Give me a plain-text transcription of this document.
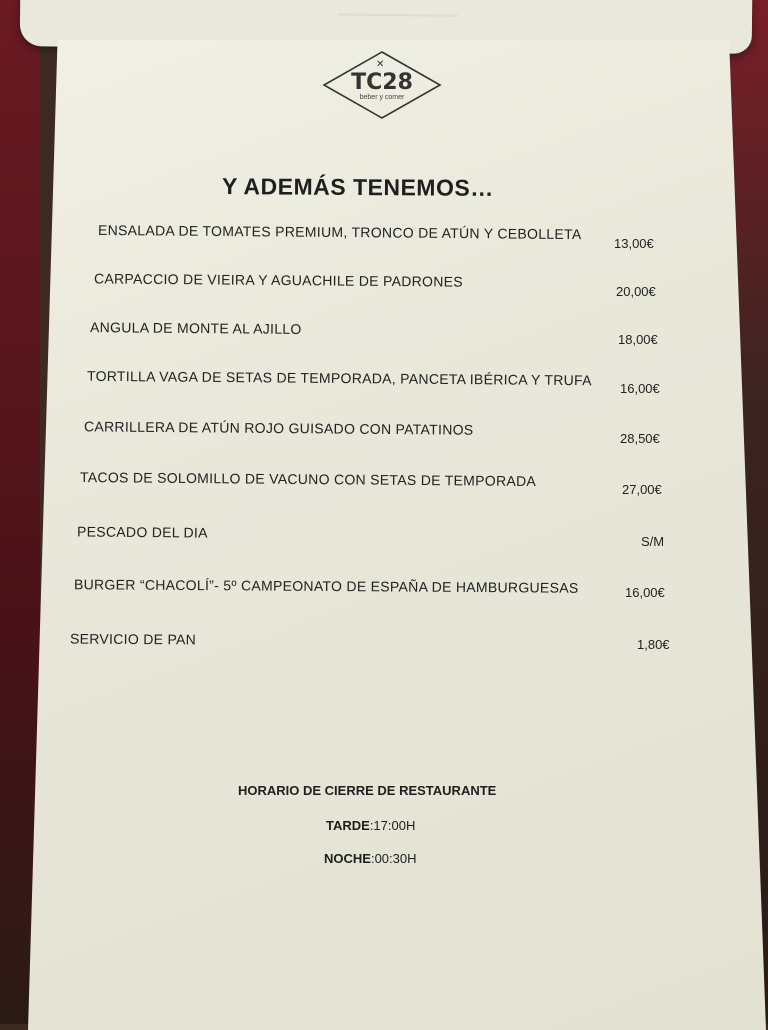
✕
TC28
beber y comer
Y ADEMÁS TENEMOS…
ENSALADA DE TOMATES PREMIUM, TRONCO DE ATÚN Y CEBOLLETA
13,00€
CARPACCIO DE VIEIRA Y AGUACHILE DE PADRONES
20,00€
ANGULA DE MONTE AL AJILLO
18,00€
TORTILLA VAGA DE SETAS DE TEMPORADA, PANCETA IBÉRICA Y TRUFA
16,00€
CARRILLERA DE ATÚN ROJO GUISADO CON PATATINOS
28,50€
TACOS DE SOLOMILLO DE VACUNO CON SETAS DE TEMPORADA
27,00€
PESCADO DEL DIA
S/M
BURGER “CHACOLÍ”- 5º CAMPEONATO DE ESPAÑA DE HAMBURGUESAS	16,00€
SERVICIO DE PAN	1,80€
HORARIO DE CIERRE DE RESTAURANTE
TARDE:17:00H
NOCHE:00:30H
......
GOAL: Pictures are to be left out; all else in the entries above is to be quoted exactly.

EXERCISE RESPONSE:
Give me a plain-text transcription of this document.
✕
TC28
beber y comer
Y ADEMÁS TENEMOS…
ENSALADA DE TOMATES PREMIUM, TRONCO DE ATÚN Y CEBOLLETA
13,00€
CARPACCIO DE VIEIRA Y AGUACHILE DE PADRONES
20,00€
ANGULA DE MONTE AL AJILLO
18,00€
TORTILLA VAGA DE SETAS DE TEMPORADA, PANCETA IBÉRICA Y TRUFA
16,00€
CARRILLERA DE ATÚN ROJO GUISADO CON PATATINOS
28,50€
TACOS DE SOLOMILLO DE VACUNO CON SETAS DE TEMPORADA
27,00€
PESCADO DEL DIA
S/M
BURGER “CHACOLÍ”- 5º CAMPEONATO DE ESPAÑA DE HAMBURGUESAS	16,00€
SERVICIO DE PAN	1,80€
HORARIO DE CIERRE DE RESTAURANTE
TARDE:17:00H
NOCHE:00:30H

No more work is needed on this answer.